## Problem description
Go through the records and extract every line with the word "Installer".

[Data extracted from a collection]
[start]
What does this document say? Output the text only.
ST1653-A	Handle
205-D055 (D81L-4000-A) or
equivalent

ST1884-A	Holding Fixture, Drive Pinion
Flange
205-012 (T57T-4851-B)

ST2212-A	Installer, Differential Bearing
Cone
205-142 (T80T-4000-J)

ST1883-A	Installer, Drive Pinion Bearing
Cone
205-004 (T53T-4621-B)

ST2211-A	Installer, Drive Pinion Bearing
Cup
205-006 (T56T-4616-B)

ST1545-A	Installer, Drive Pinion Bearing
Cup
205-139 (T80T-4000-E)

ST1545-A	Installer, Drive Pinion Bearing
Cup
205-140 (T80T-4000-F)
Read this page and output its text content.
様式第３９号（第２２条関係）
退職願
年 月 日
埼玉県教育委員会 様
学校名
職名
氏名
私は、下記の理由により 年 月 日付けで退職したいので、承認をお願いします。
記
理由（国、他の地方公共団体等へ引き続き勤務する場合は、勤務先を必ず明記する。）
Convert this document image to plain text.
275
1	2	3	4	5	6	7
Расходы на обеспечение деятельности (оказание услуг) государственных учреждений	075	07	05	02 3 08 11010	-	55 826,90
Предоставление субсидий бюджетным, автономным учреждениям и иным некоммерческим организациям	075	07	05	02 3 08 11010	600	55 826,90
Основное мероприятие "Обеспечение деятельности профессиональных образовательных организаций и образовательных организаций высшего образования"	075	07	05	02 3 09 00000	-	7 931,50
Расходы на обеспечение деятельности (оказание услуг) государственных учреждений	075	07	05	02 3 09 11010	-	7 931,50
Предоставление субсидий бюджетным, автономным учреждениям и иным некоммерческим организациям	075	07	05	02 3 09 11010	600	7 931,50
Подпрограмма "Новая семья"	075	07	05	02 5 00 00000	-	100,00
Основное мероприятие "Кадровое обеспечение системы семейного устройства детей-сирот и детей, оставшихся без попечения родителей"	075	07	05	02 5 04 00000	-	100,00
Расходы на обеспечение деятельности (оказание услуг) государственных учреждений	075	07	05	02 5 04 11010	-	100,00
[end]
## Exercise response
ST2212-A	Installer, Differential Bearing
ST1883-A	Installer, Drive Pinion Bearing
ST2211-A	Installer, Drive Pinion Bearing
ST1545-A	Installer, Drive Pinion Bearing
ST1545-A	Installer, Drive Pinion Bearing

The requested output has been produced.